Reading passage:
Treatment of
non-small cell lung cancer (NSCLC) has been transformed by targeted
therapies directed against molecular aberrations specifically activated within an individual patient's
tumor. However, such
therapies are currently only available against a small number of such aberrations, and new targets and
therapeutics are needed. Our laboratory has previously identified the
MERTK receptor tyrosine kinase (RTK) as a potential drug target in multiple
cancer types, including NSCLC. We have recently developed UNC2025--the first-in-class small molecule inhibitor targeting
MERTK with pharmacokinetic properties sufficient for clinical translation. Here, we utilize this compound to further validate the important emerging biologic functions of
MERTK in
lung cancer pathogenesis, to establish that
MERTK can be effectively targeted by a clinically translatable agent, and to demonstrate that inhibition of
MERTK is a valid treatment strategy in a wide variety of NSCLC lines independent of their driver oncogene status, including in lines with an EGFR mutation, a KRAS/NRAS mutation, an RTK fusion, or another or unknown driver oncogene. Biochemically, we report the selectivity of
UNC2025 for
MERTK, and its inhibition of oncogenic downstream signaling. Functionally, we demonstrate that
UNC2025 induces apoptosis of
MERTK-dependent NSCLC cell lines, while decreasing colony formation in vitro and
tumor xenograft growth in vivo in murine models. These findings provide further evidence for the importance of
MERTK in NSCLC, and demonstrate that
MERTK inhibition by
UNC2025 is a feasible, clinically relevant treatment strategy in a wide variety of NSCLC subtypes, which warrants further investigation in clinical trials.

Record excerpts:

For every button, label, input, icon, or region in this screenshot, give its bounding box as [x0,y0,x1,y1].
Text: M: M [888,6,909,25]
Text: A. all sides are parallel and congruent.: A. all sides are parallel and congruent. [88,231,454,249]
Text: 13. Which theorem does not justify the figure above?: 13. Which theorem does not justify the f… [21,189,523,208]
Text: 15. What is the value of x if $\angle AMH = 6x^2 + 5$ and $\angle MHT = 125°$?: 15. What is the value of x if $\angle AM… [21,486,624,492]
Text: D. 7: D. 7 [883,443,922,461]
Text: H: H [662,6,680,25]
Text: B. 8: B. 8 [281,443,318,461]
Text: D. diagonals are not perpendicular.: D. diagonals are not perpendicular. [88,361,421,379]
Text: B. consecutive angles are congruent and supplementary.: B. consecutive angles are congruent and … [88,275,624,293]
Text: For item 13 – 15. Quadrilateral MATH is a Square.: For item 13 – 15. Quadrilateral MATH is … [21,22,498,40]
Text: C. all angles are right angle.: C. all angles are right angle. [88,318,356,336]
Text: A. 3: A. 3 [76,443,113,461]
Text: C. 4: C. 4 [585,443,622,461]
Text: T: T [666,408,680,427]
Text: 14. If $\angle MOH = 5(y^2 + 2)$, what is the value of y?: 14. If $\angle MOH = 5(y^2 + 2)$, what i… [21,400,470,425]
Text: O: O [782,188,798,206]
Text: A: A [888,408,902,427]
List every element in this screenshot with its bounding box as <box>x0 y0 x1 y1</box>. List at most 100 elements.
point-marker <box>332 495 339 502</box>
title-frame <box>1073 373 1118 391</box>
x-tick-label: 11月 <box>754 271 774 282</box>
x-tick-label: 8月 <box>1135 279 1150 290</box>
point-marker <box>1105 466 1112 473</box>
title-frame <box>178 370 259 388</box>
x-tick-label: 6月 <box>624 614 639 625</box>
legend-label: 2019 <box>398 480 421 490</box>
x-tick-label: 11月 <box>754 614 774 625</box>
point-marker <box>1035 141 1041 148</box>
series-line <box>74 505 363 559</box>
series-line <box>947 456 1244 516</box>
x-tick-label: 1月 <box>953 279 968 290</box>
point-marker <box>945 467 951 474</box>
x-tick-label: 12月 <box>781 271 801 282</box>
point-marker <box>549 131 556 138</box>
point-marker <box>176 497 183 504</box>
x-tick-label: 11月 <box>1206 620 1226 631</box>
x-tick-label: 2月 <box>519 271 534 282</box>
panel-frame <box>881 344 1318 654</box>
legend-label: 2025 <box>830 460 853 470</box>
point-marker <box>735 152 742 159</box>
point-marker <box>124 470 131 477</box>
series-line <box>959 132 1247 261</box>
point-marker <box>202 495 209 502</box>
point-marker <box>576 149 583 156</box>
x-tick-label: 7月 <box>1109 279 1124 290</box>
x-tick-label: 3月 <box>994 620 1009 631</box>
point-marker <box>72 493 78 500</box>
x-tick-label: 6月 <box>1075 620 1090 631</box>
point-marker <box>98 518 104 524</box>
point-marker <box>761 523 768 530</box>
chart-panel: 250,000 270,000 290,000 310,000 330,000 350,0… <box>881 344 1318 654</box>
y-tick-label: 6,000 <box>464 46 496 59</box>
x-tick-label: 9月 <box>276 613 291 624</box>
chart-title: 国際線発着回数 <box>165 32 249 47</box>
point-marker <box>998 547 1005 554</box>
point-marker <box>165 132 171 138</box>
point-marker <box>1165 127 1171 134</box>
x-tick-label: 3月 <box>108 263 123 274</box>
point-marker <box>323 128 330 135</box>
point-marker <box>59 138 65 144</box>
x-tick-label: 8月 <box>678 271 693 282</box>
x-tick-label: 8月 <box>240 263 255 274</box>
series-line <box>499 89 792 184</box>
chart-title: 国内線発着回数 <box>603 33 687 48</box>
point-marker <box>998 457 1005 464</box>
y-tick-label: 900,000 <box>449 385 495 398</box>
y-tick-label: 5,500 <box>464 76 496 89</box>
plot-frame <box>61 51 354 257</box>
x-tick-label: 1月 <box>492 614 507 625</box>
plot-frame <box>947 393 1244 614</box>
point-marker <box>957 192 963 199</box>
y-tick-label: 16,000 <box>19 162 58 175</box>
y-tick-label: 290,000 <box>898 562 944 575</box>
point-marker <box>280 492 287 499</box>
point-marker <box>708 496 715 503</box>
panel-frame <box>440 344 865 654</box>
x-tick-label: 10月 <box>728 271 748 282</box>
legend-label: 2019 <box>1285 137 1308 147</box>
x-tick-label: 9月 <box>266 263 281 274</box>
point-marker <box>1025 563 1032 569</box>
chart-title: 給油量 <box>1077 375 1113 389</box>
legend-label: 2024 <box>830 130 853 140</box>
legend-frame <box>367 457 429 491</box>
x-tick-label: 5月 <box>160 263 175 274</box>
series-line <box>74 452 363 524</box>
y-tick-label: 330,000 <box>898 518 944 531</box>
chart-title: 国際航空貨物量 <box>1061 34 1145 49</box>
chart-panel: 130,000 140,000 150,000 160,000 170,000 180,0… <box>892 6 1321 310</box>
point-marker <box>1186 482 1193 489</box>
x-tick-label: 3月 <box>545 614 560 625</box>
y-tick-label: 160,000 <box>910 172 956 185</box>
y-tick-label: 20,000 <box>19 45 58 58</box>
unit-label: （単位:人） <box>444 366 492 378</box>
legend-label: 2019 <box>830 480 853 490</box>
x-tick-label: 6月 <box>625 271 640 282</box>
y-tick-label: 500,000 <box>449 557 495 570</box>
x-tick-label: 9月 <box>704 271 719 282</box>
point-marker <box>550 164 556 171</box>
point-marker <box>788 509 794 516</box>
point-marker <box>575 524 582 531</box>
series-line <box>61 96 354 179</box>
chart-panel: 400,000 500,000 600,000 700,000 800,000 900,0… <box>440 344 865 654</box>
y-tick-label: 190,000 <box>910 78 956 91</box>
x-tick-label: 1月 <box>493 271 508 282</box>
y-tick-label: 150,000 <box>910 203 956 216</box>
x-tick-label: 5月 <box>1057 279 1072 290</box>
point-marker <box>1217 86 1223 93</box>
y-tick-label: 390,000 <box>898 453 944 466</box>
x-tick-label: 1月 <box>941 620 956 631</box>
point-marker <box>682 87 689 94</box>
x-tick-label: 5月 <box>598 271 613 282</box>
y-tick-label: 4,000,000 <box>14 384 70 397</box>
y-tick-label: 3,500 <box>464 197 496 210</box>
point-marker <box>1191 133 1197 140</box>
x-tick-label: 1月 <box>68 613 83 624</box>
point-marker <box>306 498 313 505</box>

Work order A: In the abstract on UNC2025, what is UNC2025 described as?
Work order B:
Say whether each statement agrees with the abstract on UNC2025. Answer yes or no and quote the deciding words.
(i) MERTK inhibition was shown to work only in NSCLC lines with an EGFR mutation.
(ii) UNC2025 decreased tumor xenograft growth in murine models.
(iii) Targeted therapies are currently available against a large number of molecular aberrations.
Work order C: Rewrite the paragraph of the abstract on UNC2025 that begins "Treatment of non-small cell lung cancer" as a short list that keeps its main facts.

Expected output A: The first-in-class small molecule inhibitor targeting MERTK with pharmacokinetic properties sufficient for clinical translation.

Expected output B:
(i) No: "independent of their driver oncogene status, including in lines with an EGFR mutation, a KRAS/NRAS mutation, an RTK fusion, or another or unknown driver oncogene"
(ii) Yes: "decreasing colony formation in vitro and tumor xenograft growth in vivo in murine models"
(iii) No: "such therapies are currently only available against a small number of such aberrations"

Expected output C:
- Targeted therapies have transformed NSCLC treatment, but they exist for only a few molecular aberrations, so new targets and therapeutics are needed.
- The laboratory had previously identified the MERTK receptor tyrosine kinase as a potential drug target in several cancers, including NSCLC.
- UNC2025 is the first-in-class small molecule MERTK inhibitor with pharmacokinetic properties sufficient for clinical translation.
- Biochemically, UNC2025 is selective for MERTK and inhibits oncogenic downstream signaling.
- Functionally, it induces apoptosis in MERTK-dependent NSCLC cell lines, reduces colony formation in vitro, and reduces tumor xenograft growth in murine models.
- MERTK inhibition works across NSCLC lines regardless of driver oncogene (EGFR, KRAS/NRAS, RTK fusion, or other or unknown).
- MERTK inhibition by UNC2025 is a feasible, clinically relevant strategy that warrants clinical trials.